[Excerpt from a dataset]

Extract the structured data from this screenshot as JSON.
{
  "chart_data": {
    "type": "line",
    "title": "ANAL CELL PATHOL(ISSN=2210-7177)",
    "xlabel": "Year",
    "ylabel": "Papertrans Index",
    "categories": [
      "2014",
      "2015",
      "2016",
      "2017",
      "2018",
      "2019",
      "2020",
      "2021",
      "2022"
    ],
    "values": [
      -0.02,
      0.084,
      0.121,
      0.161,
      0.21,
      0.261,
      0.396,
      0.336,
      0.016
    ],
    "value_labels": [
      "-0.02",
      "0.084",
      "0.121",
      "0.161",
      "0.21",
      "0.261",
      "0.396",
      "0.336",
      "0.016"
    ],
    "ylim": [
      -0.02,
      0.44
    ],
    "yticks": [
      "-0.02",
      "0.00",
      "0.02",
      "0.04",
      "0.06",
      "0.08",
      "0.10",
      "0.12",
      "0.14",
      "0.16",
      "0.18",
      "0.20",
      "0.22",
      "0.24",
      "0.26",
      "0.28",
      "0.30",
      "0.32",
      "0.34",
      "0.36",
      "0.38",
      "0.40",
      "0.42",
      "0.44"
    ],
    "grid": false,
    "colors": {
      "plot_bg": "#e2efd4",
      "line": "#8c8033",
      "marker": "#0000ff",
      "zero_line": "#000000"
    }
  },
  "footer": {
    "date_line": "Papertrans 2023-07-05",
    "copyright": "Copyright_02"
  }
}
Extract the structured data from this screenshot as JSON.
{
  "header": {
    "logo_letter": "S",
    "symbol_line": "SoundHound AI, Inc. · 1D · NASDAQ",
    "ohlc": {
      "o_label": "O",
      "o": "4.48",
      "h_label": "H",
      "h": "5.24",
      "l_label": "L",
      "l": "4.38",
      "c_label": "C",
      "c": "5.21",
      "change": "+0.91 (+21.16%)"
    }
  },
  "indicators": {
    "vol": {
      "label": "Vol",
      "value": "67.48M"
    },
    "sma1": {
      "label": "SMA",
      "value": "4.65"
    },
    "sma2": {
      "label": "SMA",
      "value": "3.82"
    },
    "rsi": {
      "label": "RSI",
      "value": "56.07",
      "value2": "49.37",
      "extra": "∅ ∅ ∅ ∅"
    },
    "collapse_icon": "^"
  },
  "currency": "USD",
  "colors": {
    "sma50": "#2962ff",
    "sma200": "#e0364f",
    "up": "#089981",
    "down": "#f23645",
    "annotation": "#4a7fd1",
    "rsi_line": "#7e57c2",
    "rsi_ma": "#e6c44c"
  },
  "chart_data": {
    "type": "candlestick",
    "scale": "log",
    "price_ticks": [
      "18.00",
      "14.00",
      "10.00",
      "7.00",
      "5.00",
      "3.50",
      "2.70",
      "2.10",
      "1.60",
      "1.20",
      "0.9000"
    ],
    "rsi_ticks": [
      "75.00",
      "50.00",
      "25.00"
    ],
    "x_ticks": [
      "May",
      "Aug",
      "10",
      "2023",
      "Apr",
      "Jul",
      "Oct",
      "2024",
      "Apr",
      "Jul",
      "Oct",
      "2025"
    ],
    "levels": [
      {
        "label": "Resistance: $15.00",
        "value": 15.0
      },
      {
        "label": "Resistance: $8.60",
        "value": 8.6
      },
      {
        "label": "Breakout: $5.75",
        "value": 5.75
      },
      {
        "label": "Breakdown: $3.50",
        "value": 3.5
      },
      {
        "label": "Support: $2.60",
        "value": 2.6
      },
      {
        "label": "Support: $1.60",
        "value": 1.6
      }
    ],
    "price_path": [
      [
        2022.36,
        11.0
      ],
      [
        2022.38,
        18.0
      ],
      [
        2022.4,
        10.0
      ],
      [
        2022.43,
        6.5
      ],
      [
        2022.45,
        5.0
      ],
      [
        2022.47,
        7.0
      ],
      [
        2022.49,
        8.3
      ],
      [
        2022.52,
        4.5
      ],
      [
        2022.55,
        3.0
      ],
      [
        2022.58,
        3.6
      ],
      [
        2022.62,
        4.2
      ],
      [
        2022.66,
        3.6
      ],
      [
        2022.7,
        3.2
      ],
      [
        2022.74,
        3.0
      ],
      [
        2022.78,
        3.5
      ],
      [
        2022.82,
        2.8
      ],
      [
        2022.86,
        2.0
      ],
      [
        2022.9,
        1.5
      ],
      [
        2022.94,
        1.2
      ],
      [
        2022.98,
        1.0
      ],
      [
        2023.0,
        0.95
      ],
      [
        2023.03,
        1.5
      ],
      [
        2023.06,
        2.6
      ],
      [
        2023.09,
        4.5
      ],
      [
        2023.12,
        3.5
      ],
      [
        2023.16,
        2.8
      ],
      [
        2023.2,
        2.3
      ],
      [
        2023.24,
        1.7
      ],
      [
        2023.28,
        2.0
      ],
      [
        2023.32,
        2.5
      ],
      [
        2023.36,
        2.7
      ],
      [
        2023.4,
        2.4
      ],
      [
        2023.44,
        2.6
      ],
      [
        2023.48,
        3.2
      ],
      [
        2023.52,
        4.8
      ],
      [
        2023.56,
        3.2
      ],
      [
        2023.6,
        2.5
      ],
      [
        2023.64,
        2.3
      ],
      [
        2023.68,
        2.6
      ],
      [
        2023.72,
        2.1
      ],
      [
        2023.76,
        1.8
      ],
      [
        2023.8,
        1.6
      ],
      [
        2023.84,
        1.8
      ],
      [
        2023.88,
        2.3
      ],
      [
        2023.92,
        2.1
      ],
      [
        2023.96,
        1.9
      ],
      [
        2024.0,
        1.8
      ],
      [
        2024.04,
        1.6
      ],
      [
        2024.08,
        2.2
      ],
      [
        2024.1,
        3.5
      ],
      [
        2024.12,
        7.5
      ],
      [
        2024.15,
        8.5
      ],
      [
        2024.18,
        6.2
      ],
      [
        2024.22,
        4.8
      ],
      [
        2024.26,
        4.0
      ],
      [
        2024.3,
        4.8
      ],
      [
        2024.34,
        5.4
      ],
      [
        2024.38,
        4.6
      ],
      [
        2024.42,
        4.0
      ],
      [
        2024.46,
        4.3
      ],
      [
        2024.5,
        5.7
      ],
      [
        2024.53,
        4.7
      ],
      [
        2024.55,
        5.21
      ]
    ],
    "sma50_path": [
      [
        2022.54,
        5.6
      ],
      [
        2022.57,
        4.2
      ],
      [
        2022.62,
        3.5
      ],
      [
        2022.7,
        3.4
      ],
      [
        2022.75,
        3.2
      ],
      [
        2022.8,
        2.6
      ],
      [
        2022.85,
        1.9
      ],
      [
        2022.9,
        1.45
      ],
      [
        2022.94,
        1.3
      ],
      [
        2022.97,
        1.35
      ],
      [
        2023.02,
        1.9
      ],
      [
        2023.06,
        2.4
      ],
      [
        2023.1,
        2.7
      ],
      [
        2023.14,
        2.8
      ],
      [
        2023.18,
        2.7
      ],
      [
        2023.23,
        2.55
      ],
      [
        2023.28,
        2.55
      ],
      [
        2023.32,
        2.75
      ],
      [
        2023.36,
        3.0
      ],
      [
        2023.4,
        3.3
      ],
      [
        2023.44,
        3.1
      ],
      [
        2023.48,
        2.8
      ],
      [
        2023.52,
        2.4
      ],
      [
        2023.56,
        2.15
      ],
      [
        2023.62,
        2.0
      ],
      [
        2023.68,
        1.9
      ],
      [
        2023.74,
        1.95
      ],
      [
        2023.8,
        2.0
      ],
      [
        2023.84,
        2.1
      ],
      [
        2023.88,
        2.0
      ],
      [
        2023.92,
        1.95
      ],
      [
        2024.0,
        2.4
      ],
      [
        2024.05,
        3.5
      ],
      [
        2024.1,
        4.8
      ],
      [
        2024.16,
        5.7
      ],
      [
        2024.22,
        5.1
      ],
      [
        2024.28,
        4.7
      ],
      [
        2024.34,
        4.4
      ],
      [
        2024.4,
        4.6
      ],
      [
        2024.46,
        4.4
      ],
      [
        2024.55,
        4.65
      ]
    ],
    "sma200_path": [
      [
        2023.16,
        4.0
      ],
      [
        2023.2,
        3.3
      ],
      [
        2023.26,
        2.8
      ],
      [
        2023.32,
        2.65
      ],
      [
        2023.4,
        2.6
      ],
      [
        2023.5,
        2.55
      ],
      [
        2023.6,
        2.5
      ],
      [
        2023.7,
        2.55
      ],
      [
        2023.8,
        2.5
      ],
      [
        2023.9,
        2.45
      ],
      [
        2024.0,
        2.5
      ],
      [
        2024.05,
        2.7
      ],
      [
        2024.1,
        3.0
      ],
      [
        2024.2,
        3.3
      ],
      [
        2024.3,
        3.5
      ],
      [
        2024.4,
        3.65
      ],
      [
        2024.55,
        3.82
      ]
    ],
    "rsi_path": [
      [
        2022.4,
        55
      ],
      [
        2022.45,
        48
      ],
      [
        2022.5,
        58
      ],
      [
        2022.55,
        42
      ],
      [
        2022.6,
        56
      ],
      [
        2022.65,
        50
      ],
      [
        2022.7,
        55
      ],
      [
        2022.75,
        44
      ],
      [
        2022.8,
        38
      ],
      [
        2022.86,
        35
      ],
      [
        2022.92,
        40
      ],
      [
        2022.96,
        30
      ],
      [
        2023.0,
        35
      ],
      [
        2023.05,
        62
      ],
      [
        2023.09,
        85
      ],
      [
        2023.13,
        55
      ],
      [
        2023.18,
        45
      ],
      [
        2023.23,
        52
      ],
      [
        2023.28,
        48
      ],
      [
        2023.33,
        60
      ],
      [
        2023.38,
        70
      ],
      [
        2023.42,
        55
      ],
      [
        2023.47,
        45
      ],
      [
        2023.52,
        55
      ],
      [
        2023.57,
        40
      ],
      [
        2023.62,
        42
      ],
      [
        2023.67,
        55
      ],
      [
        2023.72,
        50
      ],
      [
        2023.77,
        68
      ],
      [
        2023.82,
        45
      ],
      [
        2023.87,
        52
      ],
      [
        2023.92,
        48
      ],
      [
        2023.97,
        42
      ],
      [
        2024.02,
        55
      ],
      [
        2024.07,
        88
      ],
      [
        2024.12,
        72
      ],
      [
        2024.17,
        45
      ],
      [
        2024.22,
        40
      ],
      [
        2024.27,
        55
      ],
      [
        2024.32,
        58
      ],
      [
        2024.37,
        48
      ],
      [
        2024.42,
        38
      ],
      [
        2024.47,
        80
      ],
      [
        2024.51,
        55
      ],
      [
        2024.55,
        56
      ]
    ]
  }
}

Description of the task: Report each line in the preceding entries that holds the string "Resistance".

The solution:
        "label": "Resistance: $15.00",
        "label": "Resistance: $8.60",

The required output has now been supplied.